TASK REQUIREMENTS =>
All of the data below should be written out exactly.

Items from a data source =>
Start
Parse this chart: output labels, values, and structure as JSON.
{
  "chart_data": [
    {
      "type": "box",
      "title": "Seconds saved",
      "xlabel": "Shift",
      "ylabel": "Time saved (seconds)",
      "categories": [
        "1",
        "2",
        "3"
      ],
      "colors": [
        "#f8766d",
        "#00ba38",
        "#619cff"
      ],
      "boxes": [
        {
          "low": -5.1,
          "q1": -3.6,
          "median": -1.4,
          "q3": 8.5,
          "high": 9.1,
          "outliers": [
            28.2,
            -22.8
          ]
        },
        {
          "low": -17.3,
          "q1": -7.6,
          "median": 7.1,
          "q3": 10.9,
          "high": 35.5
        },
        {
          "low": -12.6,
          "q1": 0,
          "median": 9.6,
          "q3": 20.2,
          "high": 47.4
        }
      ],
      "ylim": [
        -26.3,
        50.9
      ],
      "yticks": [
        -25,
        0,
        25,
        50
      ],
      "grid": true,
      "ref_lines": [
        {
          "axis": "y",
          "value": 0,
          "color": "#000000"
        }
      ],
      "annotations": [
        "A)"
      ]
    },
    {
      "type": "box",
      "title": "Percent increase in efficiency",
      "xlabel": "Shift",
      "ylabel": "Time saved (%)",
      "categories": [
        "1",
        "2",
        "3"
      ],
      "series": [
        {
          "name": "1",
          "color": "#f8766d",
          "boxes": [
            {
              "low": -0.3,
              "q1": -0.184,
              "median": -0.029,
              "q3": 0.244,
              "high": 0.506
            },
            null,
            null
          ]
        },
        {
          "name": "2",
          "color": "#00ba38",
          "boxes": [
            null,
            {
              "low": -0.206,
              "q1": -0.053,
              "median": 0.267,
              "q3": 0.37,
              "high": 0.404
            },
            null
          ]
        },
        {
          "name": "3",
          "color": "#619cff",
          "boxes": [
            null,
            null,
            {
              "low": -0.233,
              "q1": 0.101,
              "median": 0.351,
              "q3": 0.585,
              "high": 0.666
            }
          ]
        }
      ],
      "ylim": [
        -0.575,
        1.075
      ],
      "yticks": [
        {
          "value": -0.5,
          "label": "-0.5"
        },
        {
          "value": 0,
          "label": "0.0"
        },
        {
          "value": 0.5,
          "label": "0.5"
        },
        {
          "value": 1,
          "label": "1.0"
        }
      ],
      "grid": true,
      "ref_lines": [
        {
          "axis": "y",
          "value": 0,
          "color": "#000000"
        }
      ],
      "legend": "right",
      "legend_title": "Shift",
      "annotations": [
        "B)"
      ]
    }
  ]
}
End
RESPONSE TO THIS TASK =>
Parse this chart: output labels, values, and structure as JSON.
{
  "chart_data": [
    {
      "type": "box",
      "title": "Seconds saved",
      "xlabel": "Shift",
      "ylabel": "Time saved (seconds)",
      "categories": [
        "1",
        "2",
        "3"
      ],
      "colors": [
        "#f8766d",
        "#00ba38",
        "#619cff"
      ],
      "boxes": [
        {
          "low": -5.1,
          "q1": -3.6,
          "median": -1.4,
          "q3": 8.5,
          "high": 9.1,
          "outliers": [
            28.2,
            -22.8
          ]
        },
        {
          "low": -17.3,
          "q1": -7.6,
          "median": 7.1,
          "q3": 10.9,
          "high": 35.5
        },
        {
          "low": -12.6,
          "q1": 0,
          "median": 9.6,
          "q3": 20.2,
          "high": 47.4
        }
      ],
      "ylim": [
        -26.3,
        50.9
      ],
      "yticks": [
        -25,
        0,
        25,
        50
      ],
      "grid": true,
      "ref_lines": [
        {
          "axis": "y",
          "value": 0,
          "color": "#000000"
        }
      ],
      "annotations": [
        "A)"
      ]
    },
    {
      "type": "box",
      "title": "Percent increase in efficiency",
      "xlabel": "Shift",
      "ylabel": "Time saved (%)",
      "categories": [
        "1",
        "2",
        "3"
      ],
      "series": [
        {
          "name": "1",
          "color": "#f8766d",
          "boxes": [
            {
              "low": -0.3,
              "q1": -0.184,
              "median": -0.029,
              "q3": 0.244,
              "high": 0.506
            },
            null,
            null
          ]
        },
        {
          "name": "2",
          "color": "#00ba38",
          "boxes": [
            null,
            {
              "low": -0.206,
              "q1": -0.053,
              "median": 0.267,
              "q3": 0.37,
              "high": 0.404
            },
            null
          ]
        },
        {
          "name": "3",
          "color": "#619cff",
          "boxes": [
            null,
            null,
            {
              "low": -0.233,
              "q1": 0.101,
              "median": 0.351,
              "q3": 0.585,
              "high": 0.666
            }
          ]
        }
      ],
      "ylim": [
        -0.575,
        1.075
      ],
      "yticks": [
        {
          "value": -0.5,
          "label": "-0.5"
        },
        {
          "value": 0,
          "label": "0.0"
        },
        {
          "value": 0.5,
          "label": "0.5"
        },
        {
          "value": 1,
          "label": "1.0"
        }
      ],
      "grid": true,
      "ref_lines": [
        {
          "axis": "y",
          "value": 0,
          "color": "#000000"
        }
      ],
      "legend": "right",
      "legend_title": "Shift",
      "annotations": [
        "B)"
      ]
    }
  ]
}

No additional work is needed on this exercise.